Given task ▸ Find out how many lines of the material contain the string "Gasto" and give only that figure.

Provided data ▸
[start]
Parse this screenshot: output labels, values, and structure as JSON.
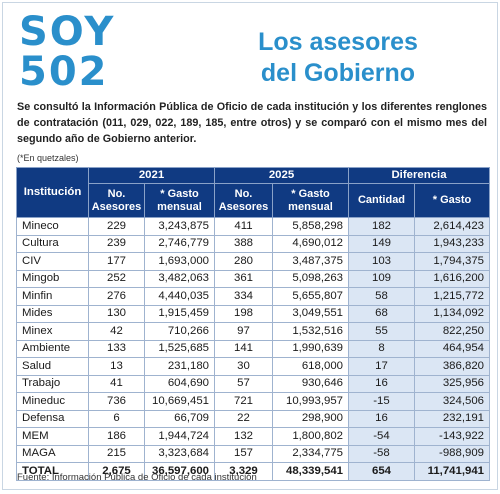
{
  "logo": {
    "line1": "SOY",
    "line2": "502"
  },
  "headline": {
    "line1": "Los asesores",
    "line2": "del Gobierno"
  },
  "intro": "Se consultó la Información Pública de Oficio de cada institución y los diferentes renglones de contratación (011, 029, 022, 189, 185, entre otros) y se comparó con el mismo mes del segundo año de Gobierno anterior.",
  "unit_note": "(*En quetzales)",
  "table": {
    "col_institution": "Institución",
    "year_a": "2021",
    "year_b": "2025",
    "diff_group": "Diferencia",
    "col_advisors": "No. Asesores",
    "col_monthly": "* Gasto mensual",
    "col_quantity": "Cantidad",
    "col_spend": "* Gasto",
    "rows": [
      {
        "name": "Mineco",
        "a_count": "229",
        "a_spend": "3,243,875",
        "b_count": "411",
        "b_spend": "5,858,298",
        "d_count": "182",
        "d_spend": "2,614,423"
      },
      {
        "name": "Cultura",
        "a_count": "239",
        "a_spend": "2,746,779",
        "b_count": "388",
        "b_spend": "4,690,012",
        "d_count": "149",
        "d_spend": "1,943,233"
      },
      {
        "name": "CIV",
        "a_count": "177",
        "a_spend": "1,693,000",
        "b_count": "280",
        "b_spend": "3,487,375",
        "d_count": "103",
        "d_spend": "1,794,375"
      },
      {
        "name": "Mingob",
        "a_count": "252",
        "a_spend": "3,482,063",
        "b_count": "361",
        "b_spend": "5,098,263",
        "d_count": "109",
        "d_spend": "1,616,200"
      },
      {
        "name": "Minfin",
        "a_count": "276",
        "a_spend": "4,440,035",
        "b_count": "334",
        "b_spend": "5,655,807",
        "d_count": "58",
        "d_spend": "1,215,772"
      },
      {
        "name": "Mides",
        "a_count": "130",
        "a_spend": "1,915,459",
        "b_count": "198",
        "b_spend": "3,049,551",
        "d_count": "68",
        "d_spend": "1,134,092"
      },
      {
        "name": "Minex",
        "a_count": "42",
        "a_spend": "710,266",
        "b_count": "97",
        "b_spend": "1,532,516",
        "d_count": "55",
        "d_spend": "822,250"
      },
      {
        "name": "Ambiente",
        "a_count": "133",
        "a_spend": "1,525,685",
        "b_count": "141",
        "b_spend": "1,990,639",
        "d_count": "8",
        "d_spend": "464,954"
      },
      {
        "name": "Salud",
        "a_count": "13",
        "a_spend": "231,180",
        "b_count": "30",
        "b_spend": "618,000",
        "d_count": "17",
        "d_spend": "386,820"
      },
      {
        "name": "Trabajo",
        "a_count": "41",
        "a_spend": "604,690",
        "b_count": "57",
        "b_spend": "930,646",
        "d_count": "16",
        "d_spend": "325,956"
      },
      {
        "name": "Mineduc",
        "a_count": "736",
        "a_spend": "10,669,451",
        "b_count": "721",
        "b_spend": "10,993,957",
        "d_count": "-15",
        "d_spend": "324,506"
      },
      {
        "name": "Defensa",
        "a_count": "6",
        "a_spend": "66,709",
        "b_count": "22",
        "b_spend": "298,900",
        "d_count": "16",
        "d_spend": "232,191"
      },
      {
        "name": "MEM",
        "a_count": "186",
        "a_spend": "1,944,724",
        "b_count": "132",
        "b_spend": "1,800,802",
        "d_count": "-54",
        "d_spend": "-143,922"
      },
      {
        "name": "MAGA",
        "a_count": "215",
        "a_spend": "3,323,684",
        "b_count": "157",
        "b_spend": "2,334,775",
        "d_count": "-58",
        "d_spend": "-988,909"
      }
    ],
    "total": {
      "name": "TOTAL",
      "a_count": "2,675",
      "a_spend": "36,597,600",
      "b_count": "3,329",
      "b_spend": "48,339,541",
      "d_count": "654",
      "d_spend": "11,741,941"
    }
  },
  "source": "Fuente: Información Pública de Oficio de cada institución",
  "colors": {
    "brand_blue": "#2a8fcb",
    "header_navy": "#103a82",
    "diff_bg": "#dbe6f4"
  }
}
[end]
Result for this task ▸ 2